**** Records

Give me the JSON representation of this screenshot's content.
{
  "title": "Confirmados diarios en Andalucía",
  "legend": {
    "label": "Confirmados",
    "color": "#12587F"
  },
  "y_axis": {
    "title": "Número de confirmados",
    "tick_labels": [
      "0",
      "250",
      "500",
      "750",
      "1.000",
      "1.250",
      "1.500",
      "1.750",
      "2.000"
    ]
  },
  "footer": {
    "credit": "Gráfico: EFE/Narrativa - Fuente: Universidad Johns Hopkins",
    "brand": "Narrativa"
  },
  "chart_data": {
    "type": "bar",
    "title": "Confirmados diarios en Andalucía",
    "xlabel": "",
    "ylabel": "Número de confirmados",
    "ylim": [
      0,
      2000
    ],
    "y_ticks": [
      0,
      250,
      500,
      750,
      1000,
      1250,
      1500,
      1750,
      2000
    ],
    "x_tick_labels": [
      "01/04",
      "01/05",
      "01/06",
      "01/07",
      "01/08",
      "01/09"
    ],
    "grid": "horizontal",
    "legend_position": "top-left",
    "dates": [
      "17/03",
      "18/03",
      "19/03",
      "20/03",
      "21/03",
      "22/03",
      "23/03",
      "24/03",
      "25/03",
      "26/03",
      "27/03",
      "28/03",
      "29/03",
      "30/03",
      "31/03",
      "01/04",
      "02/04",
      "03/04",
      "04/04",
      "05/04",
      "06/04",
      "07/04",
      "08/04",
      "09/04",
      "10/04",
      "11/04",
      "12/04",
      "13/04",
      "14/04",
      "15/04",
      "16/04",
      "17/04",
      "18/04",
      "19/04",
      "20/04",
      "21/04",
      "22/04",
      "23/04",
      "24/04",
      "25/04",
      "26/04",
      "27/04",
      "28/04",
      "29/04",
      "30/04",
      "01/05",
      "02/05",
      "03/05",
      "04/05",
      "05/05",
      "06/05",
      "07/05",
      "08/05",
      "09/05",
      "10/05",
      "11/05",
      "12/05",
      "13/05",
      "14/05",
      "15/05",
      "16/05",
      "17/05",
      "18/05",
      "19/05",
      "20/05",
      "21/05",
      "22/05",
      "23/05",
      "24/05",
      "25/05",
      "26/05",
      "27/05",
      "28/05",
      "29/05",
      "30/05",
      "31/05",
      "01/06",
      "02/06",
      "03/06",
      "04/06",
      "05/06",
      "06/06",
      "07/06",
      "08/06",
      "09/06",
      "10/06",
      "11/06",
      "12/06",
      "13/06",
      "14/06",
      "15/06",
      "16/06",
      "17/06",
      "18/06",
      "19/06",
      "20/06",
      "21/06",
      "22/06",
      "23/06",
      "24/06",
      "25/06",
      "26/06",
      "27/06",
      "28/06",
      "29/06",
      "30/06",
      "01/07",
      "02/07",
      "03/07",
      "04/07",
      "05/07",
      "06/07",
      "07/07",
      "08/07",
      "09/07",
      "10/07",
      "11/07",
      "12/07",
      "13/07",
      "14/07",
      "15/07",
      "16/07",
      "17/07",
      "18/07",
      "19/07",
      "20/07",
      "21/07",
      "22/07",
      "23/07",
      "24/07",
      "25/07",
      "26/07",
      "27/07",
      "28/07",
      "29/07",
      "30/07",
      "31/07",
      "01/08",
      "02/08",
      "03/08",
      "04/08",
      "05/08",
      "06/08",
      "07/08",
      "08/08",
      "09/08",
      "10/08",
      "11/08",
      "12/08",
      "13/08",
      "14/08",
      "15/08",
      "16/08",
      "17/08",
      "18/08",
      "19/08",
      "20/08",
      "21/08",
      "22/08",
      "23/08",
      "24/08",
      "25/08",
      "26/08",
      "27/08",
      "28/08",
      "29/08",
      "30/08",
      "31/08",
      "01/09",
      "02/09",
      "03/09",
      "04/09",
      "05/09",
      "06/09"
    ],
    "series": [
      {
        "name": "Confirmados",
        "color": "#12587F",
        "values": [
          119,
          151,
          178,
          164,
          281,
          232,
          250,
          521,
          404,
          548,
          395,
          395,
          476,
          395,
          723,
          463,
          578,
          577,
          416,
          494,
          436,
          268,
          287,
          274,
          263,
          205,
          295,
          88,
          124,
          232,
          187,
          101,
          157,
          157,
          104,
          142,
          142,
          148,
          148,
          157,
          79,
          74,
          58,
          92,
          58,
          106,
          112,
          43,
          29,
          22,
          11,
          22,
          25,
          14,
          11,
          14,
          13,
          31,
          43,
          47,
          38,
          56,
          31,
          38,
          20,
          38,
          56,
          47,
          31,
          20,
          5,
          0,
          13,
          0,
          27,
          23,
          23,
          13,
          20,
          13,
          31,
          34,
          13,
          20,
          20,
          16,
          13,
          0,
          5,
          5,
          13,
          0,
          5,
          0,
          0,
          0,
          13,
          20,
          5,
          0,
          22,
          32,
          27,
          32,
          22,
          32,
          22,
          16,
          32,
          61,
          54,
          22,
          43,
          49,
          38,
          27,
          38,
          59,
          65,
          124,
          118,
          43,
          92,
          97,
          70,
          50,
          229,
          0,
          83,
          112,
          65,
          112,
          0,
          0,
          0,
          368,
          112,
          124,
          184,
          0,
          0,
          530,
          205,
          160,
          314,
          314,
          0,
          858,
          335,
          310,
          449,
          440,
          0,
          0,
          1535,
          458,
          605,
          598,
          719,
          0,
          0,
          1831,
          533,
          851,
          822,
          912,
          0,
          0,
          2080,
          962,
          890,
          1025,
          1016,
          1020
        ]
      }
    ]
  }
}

********

§ **What the exercise asks**:
Identify each line of the material where the word "Andalucía" shows up, and copy it.

§ **Task result**:
  "title": "Confirmados diarios en Andalucía",
    "title": "Confirmados diarios en Andalucía",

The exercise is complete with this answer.